- WHAT YOU HAVE TO DO:
Work through the data below line by line and say how many lines hold "this"; give only the number.

________

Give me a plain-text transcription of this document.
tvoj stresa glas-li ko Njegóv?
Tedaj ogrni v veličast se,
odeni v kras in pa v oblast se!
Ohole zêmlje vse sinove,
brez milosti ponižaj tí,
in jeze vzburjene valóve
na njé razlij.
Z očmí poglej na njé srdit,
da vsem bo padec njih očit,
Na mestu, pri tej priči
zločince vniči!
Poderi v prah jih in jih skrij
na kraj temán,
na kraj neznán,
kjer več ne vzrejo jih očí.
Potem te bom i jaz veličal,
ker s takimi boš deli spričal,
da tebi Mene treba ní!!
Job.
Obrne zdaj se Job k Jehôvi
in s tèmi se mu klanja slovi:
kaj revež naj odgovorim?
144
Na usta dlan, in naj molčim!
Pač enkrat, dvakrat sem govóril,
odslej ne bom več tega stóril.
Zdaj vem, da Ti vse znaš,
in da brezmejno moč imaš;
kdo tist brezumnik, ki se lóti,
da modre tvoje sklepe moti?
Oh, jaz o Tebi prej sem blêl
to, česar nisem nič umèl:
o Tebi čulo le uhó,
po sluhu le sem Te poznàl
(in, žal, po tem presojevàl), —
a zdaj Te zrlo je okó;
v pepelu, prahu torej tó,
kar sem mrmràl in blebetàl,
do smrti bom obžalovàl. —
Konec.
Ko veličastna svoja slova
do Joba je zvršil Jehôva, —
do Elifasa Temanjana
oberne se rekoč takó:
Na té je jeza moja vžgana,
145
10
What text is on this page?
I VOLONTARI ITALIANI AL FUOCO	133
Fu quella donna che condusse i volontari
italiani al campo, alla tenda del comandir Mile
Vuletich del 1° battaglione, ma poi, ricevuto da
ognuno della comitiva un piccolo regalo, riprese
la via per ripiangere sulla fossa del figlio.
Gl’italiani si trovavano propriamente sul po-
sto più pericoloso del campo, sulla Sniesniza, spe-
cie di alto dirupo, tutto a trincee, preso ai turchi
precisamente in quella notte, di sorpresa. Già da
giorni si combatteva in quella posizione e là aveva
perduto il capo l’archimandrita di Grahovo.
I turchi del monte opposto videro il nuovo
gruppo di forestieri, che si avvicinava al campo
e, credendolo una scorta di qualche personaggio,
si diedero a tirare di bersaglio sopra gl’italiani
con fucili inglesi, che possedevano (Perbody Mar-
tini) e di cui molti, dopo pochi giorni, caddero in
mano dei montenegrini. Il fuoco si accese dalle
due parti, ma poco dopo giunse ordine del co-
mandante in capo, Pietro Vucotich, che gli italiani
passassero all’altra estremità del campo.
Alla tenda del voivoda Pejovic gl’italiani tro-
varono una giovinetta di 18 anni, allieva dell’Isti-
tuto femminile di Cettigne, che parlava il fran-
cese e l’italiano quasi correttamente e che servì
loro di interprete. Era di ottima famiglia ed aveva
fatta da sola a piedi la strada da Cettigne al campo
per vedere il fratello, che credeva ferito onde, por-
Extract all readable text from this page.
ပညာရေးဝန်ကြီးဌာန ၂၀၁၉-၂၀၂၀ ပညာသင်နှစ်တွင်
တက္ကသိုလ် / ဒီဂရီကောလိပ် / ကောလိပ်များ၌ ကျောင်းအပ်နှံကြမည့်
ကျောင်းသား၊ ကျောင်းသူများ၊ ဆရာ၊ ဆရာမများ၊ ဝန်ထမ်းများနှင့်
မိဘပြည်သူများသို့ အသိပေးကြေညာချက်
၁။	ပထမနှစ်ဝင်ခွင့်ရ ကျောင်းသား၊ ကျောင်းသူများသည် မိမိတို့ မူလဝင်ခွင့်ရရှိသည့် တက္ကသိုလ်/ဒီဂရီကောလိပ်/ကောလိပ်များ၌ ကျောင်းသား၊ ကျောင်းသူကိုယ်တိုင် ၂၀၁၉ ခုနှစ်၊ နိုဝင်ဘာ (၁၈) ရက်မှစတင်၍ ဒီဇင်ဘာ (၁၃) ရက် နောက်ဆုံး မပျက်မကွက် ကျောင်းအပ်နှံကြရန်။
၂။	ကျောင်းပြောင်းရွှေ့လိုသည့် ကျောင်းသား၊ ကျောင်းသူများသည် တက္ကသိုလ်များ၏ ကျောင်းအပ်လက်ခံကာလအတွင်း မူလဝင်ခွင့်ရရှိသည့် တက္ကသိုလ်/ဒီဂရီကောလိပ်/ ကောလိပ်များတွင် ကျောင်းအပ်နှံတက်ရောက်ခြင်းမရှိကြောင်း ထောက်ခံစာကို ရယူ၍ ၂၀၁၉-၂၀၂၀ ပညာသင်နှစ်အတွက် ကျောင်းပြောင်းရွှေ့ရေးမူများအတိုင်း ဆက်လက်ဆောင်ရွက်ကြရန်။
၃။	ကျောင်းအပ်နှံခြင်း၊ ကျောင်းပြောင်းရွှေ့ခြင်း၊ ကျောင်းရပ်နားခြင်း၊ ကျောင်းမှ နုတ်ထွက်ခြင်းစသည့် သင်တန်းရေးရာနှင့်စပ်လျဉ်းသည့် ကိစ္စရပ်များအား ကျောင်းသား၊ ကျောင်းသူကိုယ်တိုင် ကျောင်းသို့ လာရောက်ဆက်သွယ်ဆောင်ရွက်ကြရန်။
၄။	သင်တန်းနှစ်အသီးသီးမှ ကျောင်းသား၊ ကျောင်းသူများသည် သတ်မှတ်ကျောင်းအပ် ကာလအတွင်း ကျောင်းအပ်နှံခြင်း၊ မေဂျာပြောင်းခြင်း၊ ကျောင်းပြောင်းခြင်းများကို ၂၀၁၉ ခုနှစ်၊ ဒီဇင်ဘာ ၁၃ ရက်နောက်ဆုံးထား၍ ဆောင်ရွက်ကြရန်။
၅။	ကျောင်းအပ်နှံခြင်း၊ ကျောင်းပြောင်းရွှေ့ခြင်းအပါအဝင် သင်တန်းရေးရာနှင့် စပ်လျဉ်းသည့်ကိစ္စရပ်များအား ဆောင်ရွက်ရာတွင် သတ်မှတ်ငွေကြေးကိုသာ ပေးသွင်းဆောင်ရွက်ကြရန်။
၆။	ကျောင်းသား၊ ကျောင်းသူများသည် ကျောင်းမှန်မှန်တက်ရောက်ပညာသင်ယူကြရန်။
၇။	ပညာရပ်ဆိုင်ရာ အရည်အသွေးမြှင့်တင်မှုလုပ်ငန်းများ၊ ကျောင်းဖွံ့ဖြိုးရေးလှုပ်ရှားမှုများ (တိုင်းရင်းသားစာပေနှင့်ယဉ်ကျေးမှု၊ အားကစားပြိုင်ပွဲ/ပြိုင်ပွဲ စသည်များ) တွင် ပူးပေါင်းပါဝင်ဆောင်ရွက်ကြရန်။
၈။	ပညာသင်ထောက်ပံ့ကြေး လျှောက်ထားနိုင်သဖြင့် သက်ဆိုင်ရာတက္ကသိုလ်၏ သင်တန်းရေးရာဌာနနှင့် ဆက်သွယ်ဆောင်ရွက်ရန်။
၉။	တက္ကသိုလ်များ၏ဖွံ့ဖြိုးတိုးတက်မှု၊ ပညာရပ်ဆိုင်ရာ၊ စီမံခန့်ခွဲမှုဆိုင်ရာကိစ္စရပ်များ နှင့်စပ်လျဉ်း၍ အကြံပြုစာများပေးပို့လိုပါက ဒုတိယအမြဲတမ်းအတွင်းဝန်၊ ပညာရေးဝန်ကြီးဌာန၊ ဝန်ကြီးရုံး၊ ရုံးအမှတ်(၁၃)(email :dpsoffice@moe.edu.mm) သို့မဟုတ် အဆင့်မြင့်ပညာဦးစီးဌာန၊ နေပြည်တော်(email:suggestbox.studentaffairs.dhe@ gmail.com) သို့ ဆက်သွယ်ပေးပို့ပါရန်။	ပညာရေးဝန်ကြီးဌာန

________

- THE RESULT:
3